Task prompt:
Write out all the entries word for word and omit any pictures.
^^^^^^^^
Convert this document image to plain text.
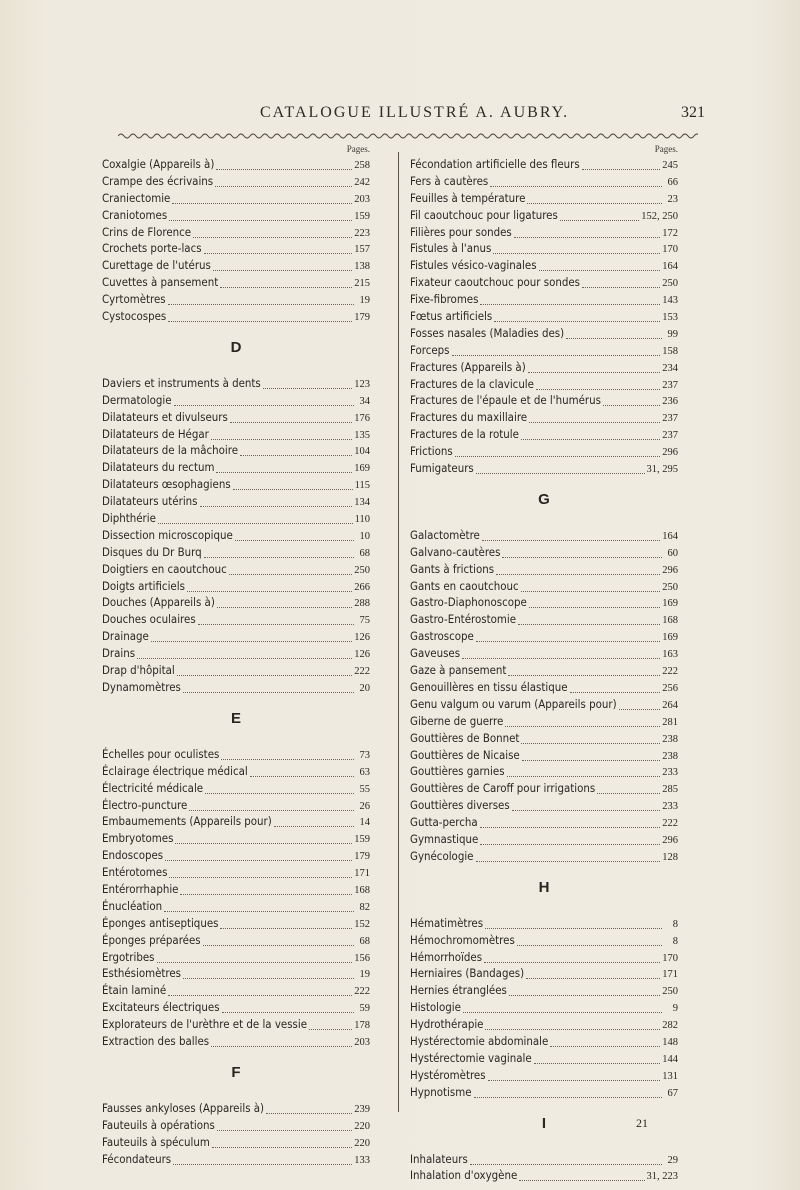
CATALOGUE ILLUSTRÉ A. AUBRY.	321
Pages.
Coxalgie (Appareils à)	258
Crampe des écrivains	242
Craniectomie	203
Craniotomes	159
Crins de Florence	223
Crochets porte-lacs	157
Curettage de l'utérus	138
Cuvettes à pansement	215
Cyrtomètres	19
Cystocospes	179
D
Daviers et instruments à dents	123
Dermatologie	34
Dilatateurs et divulseurs	176
Dilatateurs de Hégar	135
Dilatateurs de la mâchoire	104
Dilatateurs du rectum	169
Dilatateurs œsophagiens	115
Dilatateurs utérins	134
Diphthérie	110
Dissection microscopique	10
Disques du Dr Burq	68
Doigtiers en caoutchouc	250
Doigts artificiels	266
Douches (Appareils à)	288
Douches oculaires	75
Drainage	126
Drains	126
Drap d'hôpital	222
Dynamomètres	20
E
Échelles pour oculistes	73
Éclairage électrique médical	63
Électricité médicale	55
Électro-puncture	26
Embaumements (Appareils pour)	14
Embryotomes	159
Endoscopes	179
Entérotomes	171
Entérorrhaphie	168
Énucléation	82
Éponges antiseptiques	152
Éponges préparées	68
Ergotribes	156
Esthésiomètres	19
Étain laminé	222
Excitateurs électriques	59
Explorateurs de l'urèthre et de la vessie	178
Extraction des balles	203
F
Fausses ankyloses (Appareils à)	239
Fauteuils à opérations	220
Fauteuils à spéculum	220
Fécondateurs	133
Pages.
Fécondation artificielle des fleurs	245
Fers à cautères	66
Feuilles à température	23
Fil caoutchouc pour ligatures	152, 250
Filières pour sondes	172
Fistules à l'anus	170
Fistules vésico-vaginales	164
Fixateur caoutchouc pour sondes	250
Fixe-fibromes	143
Fœtus artificiels	153
Fosses nasales (Maladies des)	99
Forceps	158
Fractures (Appareils à)	234
Fractures de la clavicule	237
Fractures de l'épaule et de l'humérus	236
Fractures du maxillaire	237
Fractures de la rotule	237
Frictions	296
Fumigateurs	31, 295
G
Galactomètre	164
Galvano-cautères	60
Gants à frictions	296
Gants en caoutchouc	250
Gastro-Diaphonoscope	169
Gastro-Entérostomie	168
Gastroscope	169
Gaveuses	163
Gaze à pansement	222
Genouillères en tissu élastique	256
Genu valgum ou varum (Appareils pour)	264
Giberne de guerre	281
Gouttières de Bonnet	238
Gouttières de Nicaise	238
Gouttières garnies	233
Gouttières de Caroff pour irrigations	285
Gouttières diverses	233
Gutta-percha	222
Gymnastique	296
Gynécologie	128
H
Hématimètres	8
Hémochromomètres	8
Hémorrhoïdes	170
Herniaires (Bandages)	171
Hernies étranglées	250
Histologie	9
Hydrothérapie	282
Hystérectomie abdominale	148
Hystérectomie vaginale	144
Hystéromètres	131
Hypnotisme	67
I
Inhalateurs	29
Inhalation d'oxygène	31, 223
21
^^^^^^^^
Answer:
Convert this document image to plain text.
CATALOGUE ILLUSTRÉ A. AUBRY.	321
Pages.
Coxalgie (Appareils à)	258
Crampe des écrivains	242
Craniectomie	203
Craniotomes	159
Crins de Florence	223
Crochets porte-lacs	157
Curettage de l'utérus	138
Cuvettes à pansement	215
Cyrtomètres	19
Cystocospes	179
D
Daviers et instruments à dents	123
Dermatologie	34
Dilatateurs et divulseurs	176
Dilatateurs de Hégar	135
Dilatateurs de la mâchoire	104
Dilatateurs du rectum	169
Dilatateurs œsophagiens	115
Dilatateurs utérins	134
Diphthérie	110
Dissection microscopique	10
Disques du Dr Burq	68
Doigtiers en caoutchouc	250
Doigts artificiels	266
Douches (Appareils à)	288
Douches oculaires	75
Drainage	126
Drains	126
Drap d'hôpital	222
Dynamomètres	20
E
Échelles pour oculistes	73
Éclairage électrique médical	63
Électricité médicale	55
Électro-puncture	26
Embaumements (Appareils pour)	14
Embryotomes	159
Endoscopes	179
Entérotomes	171
Entérorrhaphie	168
Énucléation	82
Éponges antiseptiques	152
Éponges préparées	68
Ergotribes	156
Esthésiomètres	19
Étain laminé	222
Excitateurs électriques	59
Explorateurs de l'urèthre et de la vessie	178
Extraction des balles	203
F
Fausses ankyloses (Appareils à)	239
Fauteuils à opérations	220
Fauteuils à spéculum	220
Fécondateurs	133
Pages.
Fécondation artificielle des fleurs	245
Fers à cautères	66
Feuilles à température	23
Fil caoutchouc pour ligatures	152, 250
Filières pour sondes	172
Fistules à l'anus	170
Fistules vésico-vaginales	164
Fixateur caoutchouc pour sondes	250
Fixe-fibromes	143
Fœtus artificiels	153
Fosses nasales (Maladies des)	99
Forceps	158
Fractures (Appareils à)	234
Fractures de la clavicule	237
Fractures de l'épaule et de l'humérus	236
Fractures du maxillaire	237
Fractures de la rotule	237
Frictions	296
Fumigateurs	31, 295
G
Galactomètre	164
Galvano-cautères	60
Gants à frictions	296
Gants en caoutchouc	250
Gastro-Diaphonoscope	169
Gastro-Entérostomie	168
Gastroscope	169
Gaveuses	163
Gaze à pansement	222
Genouillères en tissu élastique	256
Genu valgum ou varum (Appareils pour)	264
Giberne de guerre	281
Gouttières de Bonnet	238
Gouttières de Nicaise	238
Gouttières garnies	233
Gouttières de Caroff pour irrigations	285
Gouttières diverses	233
Gutta-percha	222
Gymnastique	296
Gynécologie	128
H
Hématimètres	8
Hémochromomètres	8
Hémorrhoïdes	170
Herniaires (Bandages)	171
Hernies étranglées	250
Histologie	9
Hydrothérapie	282
Hystérectomie abdominale	148
Hystérectomie vaginale	144
Hystéromètres	131
Hypnotisme	67
I
Inhalateurs	29
Inhalation d'oxygène	31, 223
21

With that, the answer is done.